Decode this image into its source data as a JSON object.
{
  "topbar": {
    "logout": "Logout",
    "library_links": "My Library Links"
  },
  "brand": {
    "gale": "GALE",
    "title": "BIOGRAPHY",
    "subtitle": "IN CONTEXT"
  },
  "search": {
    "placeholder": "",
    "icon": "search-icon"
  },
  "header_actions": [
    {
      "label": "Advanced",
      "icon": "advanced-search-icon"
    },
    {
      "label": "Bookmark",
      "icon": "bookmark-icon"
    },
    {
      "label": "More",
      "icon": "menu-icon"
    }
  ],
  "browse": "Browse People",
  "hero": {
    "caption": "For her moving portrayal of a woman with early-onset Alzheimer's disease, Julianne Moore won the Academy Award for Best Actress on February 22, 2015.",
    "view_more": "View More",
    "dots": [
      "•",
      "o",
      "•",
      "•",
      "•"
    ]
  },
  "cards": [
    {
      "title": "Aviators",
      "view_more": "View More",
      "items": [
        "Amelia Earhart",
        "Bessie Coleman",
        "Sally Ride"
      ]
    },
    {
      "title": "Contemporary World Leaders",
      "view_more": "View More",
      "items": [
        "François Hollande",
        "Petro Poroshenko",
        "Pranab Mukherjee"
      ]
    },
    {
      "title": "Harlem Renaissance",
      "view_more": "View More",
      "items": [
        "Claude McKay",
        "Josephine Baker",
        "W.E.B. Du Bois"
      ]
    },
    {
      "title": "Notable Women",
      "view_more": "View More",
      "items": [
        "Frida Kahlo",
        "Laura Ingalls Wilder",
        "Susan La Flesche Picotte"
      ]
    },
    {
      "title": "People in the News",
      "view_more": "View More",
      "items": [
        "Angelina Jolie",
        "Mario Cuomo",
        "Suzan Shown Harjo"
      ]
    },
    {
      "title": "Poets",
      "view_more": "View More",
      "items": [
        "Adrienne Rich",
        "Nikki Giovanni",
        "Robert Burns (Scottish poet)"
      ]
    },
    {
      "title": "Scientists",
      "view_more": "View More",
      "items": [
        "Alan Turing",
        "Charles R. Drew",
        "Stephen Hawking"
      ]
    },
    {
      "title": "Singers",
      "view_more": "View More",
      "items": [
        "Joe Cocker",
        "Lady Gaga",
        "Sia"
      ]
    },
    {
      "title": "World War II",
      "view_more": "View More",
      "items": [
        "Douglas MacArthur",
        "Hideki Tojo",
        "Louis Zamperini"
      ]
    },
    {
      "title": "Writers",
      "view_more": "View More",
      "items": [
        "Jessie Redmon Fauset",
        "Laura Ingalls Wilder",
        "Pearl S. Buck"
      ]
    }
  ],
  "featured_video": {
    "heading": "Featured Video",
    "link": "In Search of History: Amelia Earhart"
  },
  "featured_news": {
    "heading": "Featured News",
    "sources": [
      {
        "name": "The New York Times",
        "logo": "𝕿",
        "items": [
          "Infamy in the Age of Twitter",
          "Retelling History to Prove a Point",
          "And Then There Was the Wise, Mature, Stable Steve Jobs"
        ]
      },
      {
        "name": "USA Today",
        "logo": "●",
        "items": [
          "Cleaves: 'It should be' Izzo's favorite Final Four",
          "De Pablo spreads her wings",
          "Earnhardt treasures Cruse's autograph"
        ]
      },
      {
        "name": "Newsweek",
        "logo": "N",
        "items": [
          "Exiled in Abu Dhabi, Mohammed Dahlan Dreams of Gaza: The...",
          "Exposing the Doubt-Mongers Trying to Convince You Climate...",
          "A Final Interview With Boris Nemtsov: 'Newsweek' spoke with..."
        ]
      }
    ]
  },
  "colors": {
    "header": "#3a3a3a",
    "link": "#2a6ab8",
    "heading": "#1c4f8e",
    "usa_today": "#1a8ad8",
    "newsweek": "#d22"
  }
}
==*==
**TASK DETAILS:** Copy each line above that contains the word "icon".

**EXERCISE OUTPUT:**
    "icon": "search-icon"
      "icon": "advanced-search-icon"
      "icon": "bookmark-icon"
      "icon": "menu-icon"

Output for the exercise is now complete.